**TASK DIRECTIONS:**
Copy out each line containing "triangle" from the entries below.

[Records from a collection]
════════════════

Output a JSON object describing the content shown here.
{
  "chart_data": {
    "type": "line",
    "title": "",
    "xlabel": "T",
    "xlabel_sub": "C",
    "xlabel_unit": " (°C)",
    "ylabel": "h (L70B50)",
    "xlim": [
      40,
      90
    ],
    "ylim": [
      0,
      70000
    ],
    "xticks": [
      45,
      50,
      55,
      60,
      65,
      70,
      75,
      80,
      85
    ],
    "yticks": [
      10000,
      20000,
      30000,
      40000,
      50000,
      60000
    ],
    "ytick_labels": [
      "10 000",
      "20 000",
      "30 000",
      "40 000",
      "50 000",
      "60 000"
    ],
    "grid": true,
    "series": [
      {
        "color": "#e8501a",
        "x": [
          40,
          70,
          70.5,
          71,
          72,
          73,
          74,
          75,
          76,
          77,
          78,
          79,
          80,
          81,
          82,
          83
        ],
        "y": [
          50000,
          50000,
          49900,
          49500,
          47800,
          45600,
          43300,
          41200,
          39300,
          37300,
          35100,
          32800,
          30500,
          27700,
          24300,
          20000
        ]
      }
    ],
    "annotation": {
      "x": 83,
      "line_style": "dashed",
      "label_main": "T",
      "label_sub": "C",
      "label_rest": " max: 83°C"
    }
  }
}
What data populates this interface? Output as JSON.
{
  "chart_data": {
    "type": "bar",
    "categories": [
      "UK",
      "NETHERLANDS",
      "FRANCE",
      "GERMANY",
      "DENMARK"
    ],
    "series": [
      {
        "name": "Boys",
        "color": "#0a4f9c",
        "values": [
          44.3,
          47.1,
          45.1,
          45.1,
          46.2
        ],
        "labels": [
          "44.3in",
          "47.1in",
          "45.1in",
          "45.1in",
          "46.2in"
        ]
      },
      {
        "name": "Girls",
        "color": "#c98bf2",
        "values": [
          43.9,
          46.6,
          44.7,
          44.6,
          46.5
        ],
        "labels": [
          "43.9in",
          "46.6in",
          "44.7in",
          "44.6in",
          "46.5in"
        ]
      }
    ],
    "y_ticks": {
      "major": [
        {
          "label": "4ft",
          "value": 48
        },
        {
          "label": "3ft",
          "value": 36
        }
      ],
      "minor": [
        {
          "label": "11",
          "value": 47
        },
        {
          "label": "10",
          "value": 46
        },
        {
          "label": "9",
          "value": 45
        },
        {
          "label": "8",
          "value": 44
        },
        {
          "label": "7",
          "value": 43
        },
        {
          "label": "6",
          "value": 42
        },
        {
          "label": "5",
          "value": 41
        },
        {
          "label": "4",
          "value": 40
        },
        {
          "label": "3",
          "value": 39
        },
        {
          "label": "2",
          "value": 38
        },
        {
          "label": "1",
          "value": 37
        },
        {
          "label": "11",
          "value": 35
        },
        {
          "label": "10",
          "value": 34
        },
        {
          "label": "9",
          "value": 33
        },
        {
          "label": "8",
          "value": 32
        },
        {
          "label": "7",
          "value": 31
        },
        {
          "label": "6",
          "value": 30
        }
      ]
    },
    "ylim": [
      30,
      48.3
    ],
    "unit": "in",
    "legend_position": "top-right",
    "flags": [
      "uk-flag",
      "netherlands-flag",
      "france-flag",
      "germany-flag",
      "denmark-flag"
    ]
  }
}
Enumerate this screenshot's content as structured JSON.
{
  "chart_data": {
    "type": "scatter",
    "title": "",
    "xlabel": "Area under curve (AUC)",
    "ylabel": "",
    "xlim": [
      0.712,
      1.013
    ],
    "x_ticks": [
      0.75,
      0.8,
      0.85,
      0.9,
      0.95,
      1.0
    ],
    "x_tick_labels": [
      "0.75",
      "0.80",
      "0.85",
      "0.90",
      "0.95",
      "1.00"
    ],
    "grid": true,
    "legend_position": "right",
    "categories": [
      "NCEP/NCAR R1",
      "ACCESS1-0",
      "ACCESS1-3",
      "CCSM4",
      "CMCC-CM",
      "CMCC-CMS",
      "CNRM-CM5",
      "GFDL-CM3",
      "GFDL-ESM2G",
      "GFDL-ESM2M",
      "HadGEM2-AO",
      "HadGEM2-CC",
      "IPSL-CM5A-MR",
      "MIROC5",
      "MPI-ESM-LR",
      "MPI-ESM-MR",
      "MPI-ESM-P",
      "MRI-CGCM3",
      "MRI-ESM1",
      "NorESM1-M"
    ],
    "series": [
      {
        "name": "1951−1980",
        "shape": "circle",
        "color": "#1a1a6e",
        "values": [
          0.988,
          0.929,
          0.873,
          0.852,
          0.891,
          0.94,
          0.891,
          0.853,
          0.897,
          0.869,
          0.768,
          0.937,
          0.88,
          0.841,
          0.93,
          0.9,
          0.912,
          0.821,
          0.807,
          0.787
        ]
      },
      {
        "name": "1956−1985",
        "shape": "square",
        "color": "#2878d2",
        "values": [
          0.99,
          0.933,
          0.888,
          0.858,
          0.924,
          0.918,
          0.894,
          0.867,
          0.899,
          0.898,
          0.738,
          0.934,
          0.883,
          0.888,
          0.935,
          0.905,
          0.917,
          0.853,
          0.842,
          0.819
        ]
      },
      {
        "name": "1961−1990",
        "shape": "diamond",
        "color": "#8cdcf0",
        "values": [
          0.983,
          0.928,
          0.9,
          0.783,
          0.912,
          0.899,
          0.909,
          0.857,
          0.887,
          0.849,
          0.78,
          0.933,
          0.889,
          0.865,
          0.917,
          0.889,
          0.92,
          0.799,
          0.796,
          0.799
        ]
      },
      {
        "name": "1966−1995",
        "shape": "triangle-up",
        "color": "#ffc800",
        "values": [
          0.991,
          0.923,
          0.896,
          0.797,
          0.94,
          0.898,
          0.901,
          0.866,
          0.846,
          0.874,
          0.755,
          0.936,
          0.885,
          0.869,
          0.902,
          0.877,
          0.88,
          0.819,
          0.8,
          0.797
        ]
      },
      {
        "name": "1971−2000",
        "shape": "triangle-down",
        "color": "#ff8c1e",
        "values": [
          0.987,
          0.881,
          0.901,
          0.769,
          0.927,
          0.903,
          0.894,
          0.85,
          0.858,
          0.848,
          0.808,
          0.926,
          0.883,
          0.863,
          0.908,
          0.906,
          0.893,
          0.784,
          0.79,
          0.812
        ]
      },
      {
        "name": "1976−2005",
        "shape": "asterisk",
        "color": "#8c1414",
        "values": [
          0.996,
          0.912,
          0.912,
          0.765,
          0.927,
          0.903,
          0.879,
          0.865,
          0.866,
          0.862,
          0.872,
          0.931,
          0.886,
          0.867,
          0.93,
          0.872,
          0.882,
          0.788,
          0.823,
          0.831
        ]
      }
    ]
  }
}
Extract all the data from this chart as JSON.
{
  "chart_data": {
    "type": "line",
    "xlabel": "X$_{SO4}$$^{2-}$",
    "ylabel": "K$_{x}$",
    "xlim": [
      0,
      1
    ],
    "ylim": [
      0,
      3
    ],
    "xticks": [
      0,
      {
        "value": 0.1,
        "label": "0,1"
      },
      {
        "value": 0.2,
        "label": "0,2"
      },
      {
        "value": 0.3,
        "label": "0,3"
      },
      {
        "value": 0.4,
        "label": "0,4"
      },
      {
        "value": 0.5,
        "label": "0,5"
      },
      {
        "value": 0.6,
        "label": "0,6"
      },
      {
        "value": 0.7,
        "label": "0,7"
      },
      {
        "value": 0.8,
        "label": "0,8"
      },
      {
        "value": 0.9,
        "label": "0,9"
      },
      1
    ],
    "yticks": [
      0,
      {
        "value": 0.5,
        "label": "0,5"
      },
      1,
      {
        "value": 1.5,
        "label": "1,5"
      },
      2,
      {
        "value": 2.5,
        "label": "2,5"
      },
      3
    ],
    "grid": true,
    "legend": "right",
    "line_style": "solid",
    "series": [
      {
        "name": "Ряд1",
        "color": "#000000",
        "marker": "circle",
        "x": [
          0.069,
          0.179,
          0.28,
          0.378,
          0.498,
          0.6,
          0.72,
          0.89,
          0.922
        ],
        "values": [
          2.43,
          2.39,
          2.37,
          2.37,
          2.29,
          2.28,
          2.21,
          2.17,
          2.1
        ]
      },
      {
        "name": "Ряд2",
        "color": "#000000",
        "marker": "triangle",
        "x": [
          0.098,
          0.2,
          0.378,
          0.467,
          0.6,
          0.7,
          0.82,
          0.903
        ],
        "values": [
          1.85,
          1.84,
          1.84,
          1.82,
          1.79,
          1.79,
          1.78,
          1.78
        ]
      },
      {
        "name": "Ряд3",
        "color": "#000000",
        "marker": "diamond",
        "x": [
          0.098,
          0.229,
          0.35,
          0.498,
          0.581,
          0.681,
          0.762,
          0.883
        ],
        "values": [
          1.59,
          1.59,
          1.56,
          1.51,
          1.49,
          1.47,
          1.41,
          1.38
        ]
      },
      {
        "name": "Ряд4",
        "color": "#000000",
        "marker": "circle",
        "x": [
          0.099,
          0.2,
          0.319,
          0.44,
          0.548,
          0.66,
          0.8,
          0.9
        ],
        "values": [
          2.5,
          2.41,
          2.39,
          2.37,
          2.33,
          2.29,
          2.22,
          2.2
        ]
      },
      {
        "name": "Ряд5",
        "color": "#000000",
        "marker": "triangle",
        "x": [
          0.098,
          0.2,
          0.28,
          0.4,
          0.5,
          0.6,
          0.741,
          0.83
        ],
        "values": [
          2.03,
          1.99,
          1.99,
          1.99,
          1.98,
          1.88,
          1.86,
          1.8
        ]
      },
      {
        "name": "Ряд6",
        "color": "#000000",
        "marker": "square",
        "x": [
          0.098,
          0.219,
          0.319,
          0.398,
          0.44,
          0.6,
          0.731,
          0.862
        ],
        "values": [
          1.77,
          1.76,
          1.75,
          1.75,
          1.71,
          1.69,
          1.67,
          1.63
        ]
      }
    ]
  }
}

════════════════

**FULL ANSWER:**
        "shape": "triangle-up",
        "shape": "triangle-down",
        "marker": "triangle",
        "marker": "triangle",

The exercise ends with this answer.